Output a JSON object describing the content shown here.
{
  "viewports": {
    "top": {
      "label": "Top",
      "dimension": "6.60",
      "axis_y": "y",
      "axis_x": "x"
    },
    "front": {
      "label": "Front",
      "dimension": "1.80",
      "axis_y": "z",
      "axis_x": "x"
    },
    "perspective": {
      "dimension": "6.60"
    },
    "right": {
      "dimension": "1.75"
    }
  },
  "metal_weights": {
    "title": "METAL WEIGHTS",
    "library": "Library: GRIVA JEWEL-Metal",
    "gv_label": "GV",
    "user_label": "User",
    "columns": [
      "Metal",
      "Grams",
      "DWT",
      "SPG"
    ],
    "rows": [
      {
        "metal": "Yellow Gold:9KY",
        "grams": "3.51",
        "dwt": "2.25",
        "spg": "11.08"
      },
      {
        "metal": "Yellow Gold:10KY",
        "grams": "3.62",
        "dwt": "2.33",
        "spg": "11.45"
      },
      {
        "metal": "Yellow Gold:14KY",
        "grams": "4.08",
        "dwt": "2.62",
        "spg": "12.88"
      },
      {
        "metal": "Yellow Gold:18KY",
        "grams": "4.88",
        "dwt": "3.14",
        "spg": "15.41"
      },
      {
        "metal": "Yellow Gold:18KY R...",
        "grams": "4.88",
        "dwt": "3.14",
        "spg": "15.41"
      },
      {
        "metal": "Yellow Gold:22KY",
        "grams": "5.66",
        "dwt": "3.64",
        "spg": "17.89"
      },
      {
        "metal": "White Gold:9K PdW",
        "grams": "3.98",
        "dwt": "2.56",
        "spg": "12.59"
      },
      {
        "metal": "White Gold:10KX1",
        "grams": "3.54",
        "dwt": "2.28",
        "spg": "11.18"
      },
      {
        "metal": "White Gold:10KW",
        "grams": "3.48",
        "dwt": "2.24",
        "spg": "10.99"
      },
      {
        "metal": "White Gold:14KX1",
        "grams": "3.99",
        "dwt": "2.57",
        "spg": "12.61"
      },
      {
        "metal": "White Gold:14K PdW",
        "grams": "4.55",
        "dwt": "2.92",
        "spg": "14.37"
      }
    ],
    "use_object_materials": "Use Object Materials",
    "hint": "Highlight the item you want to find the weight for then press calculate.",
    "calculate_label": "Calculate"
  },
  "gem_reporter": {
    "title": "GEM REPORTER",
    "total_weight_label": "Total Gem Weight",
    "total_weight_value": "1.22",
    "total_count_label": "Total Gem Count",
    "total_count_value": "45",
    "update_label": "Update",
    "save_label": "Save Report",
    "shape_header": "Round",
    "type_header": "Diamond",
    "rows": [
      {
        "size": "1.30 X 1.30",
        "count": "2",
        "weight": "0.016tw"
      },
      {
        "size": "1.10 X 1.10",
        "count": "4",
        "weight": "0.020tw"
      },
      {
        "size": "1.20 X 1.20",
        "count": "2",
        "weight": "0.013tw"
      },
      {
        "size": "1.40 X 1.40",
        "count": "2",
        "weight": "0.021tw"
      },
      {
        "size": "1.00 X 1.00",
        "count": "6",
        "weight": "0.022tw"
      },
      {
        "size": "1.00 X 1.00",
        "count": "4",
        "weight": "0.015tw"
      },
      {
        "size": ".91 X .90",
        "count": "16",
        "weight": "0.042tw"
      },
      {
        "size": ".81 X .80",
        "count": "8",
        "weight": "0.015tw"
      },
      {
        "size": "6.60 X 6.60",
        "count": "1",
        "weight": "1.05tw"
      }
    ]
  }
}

◇ ◇ ◇

Task statement
Give the entries again in full, exactly as they are written.

Full output
Output a JSON object describing the content shown here.
{
  "viewports": {
    "top": {
      "label": "Top",
      "dimension": "6.60",
      "axis_y": "y",
      "axis_x": "x"
    },
    "front": {
      "label": "Front",
      "dimension": "1.80",
      "axis_y": "z",
      "axis_x": "x"
    },
    "perspective": {
      "dimension": "6.60"
    },
    "right": {
      "dimension": "1.75"
    }
  },
  "metal_weights": {
    "title": "METAL WEIGHTS",
    "library": "Library: GRIVA JEWEL-Metal",
    "gv_label": "GV",
    "user_label": "User",
    "columns": [
      "Metal",
      "Grams",
      "DWT",
      "SPG"
    ],
    "rows": [
      {
        "metal": "Yellow Gold:9KY",
        "grams": "3.51",
        "dwt": "2.25",
        "spg": "11.08"
      },
      {
        "metal": "Yellow Gold:10KY",
        "grams": "3.62",
        "dwt": "2.33",
        "spg": "11.45"
      },
      {
        "metal": "Yellow Gold:14KY",
        "grams": "4.08",
        "dwt": "2.62",
        "spg": "12.88"
      },
      {
        "metal": "Yellow Gold:18KY",
        "grams": "4.88",
        "dwt": "3.14",
        "spg": "15.41"
      },
      {
        "metal": "Yellow Gold:18KY R...",
        "grams": "4.88",
        "dwt": "3.14",
        "spg": "15.41"
      },
      {
        "metal": "Yellow Gold:22KY",
        "grams": "5.66",
        "dwt": "3.64",
        "spg": "17.89"
      },
      {
        "metal": "White Gold:9K PdW",
        "grams": "3.98",
        "dwt": "2.56",
        "spg": "12.59"
      },
      {
        "metal": "White Gold:10KX1",
        "grams": "3.54",
        "dwt": "2.28",
        "spg": "11.18"
      },
      {
        "metal": "White Gold:10KW",
        "grams": "3.48",
        "dwt": "2.24",
        "spg": "10.99"
      },
      {
        "metal": "White Gold:14KX1",
        "grams": "3.99",
        "dwt": "2.57",
        "spg": "12.61"
      },
      {
        "metal": "White Gold:14K PdW",
        "grams": "4.55",
        "dwt": "2.92",
        "spg": "14.37"
      }
    ],
    "use_object_materials": "Use Object Materials",
    "hint": "Highlight the item you want to find the weight for then press calculate.",
    "calculate_label": "Calculate"
  },
  "gem_reporter": {
    "title": "GEM REPORTER",
    "total_weight_label": "Total Gem Weight",
    "total_weight_value": "1.22",
    "total_count_label": "Total Gem Count",
    "total_count_value": "45",
    "update_label": "Update",
    "save_label": "Save Report",
    "shape_header": "Round",
    "type_header": "Diamond",
    "rows": [
      {
        "size": "1.30 X 1.30",
        "count": "2",
        "weight": "0.016tw"
      },
      {
        "size": "1.10 X 1.10",
        "count": "4",
        "weight": "0.020tw"
      },
      {
        "size": "1.20 X 1.20",
        "count": "2",
        "weight": "0.013tw"
      },
      {
        "size": "1.40 X 1.40",
        "count": "2",
        "weight": "0.021tw"
      },
      {
        "size": "1.00 X 1.00",
        "count": "6",
        "weight": "0.022tw"
      },
      {
        "size": "1.00 X 1.00",
        "count": "4",
        "weight": "0.015tw"
      },
      {
        "size": ".91 X .90",
        "count": "16",
        "weight": "0.042tw"
      },
      {
        "size": ".81 X .80",
        "count": "8",
        "weight": "0.015tw"
      },
      {
        "size": "6.60 X 6.60",
        "count": "1",
        "weight": "1.05tw"
      }
    ]
  }
}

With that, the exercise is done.